### EXERCISE DESCRIPTION
Go through the listing and pick out each line with the word "опеки" in it.

### Lines of data
▬▬▬▬▬▬▬▬▬▬
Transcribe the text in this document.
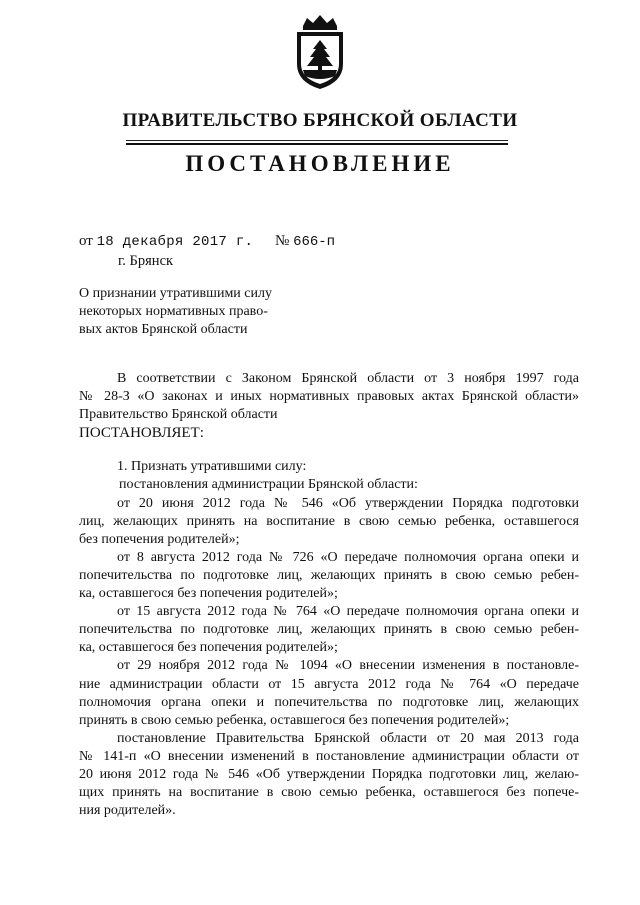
ПРАВИТЕЛЬСТВО БРЯНСКОЙ ОБЛАСТИ
ПОСТАНОВЛЕНИЕ
от 18 декабря 2017 г. № 666-п
г. Брянск
О признании утратившими силу
некоторых нормативных право-
вых актов Брянской области
В соответствии с Законом Брянской области от 3 ноября 1997 года
№ 28-З «О законах и иных нормативных правовых актах Брянской области»
Правительство Брянской области
ПОСТАНОВЛЯЕТ:
1. Признать утратившими силу:
постановления администрации Брянской области:
от 20 июня 2012 года № 546 «Об утверждении Порядка подготовки
лиц, желающих принять на воспитание в свою семью ребенка, оставшегося
без попечения родителей»;
от 8 августа 2012 года № 726 «О передаче полномочия органа опеки и
попечительства по подготовке лиц, желающих принять в свою семью ребен-
ка, оставшегося без попечения родителей»;
от 15 августа 2012 года № 764 «О передаче полномочия органа опеки и
попечительства по подготовке лиц, желающих принять в свою семью ребен-
ка, оставшегося без попечения родителей»;
от 29 ноября 2012 года № 1094 «О внесении изменения в постановле-
ние администрации области от 15 августа 2012 года № 764 «О передаче
полномочия органа опеки и попечительства по подготовке лиц, желающих
принять в свою семью ребенка, оставшегося без попечения родителей»;
постановление Правительства Брянской области от 20 мая 2013 года
№ 141-п «О внесении изменений в постановление администрации области от
20 июня 2012 года № 546 «Об утверждении Порядка подготовки лиц, желаю-
щих принять на воспитание в свою семью ребенка, оставшегося без попече-
ния родителей».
▬▬▬▬▬▬▬▬▬▬
### CORRECT RESULT
от 8 августа 2012 года № 726 «О передаче полномочия органа опеки и
от 15 августа 2012 года № 764 «О передаче полномочия органа опеки и
полномочия органа опеки и попечительства по подготовке лиц, желающих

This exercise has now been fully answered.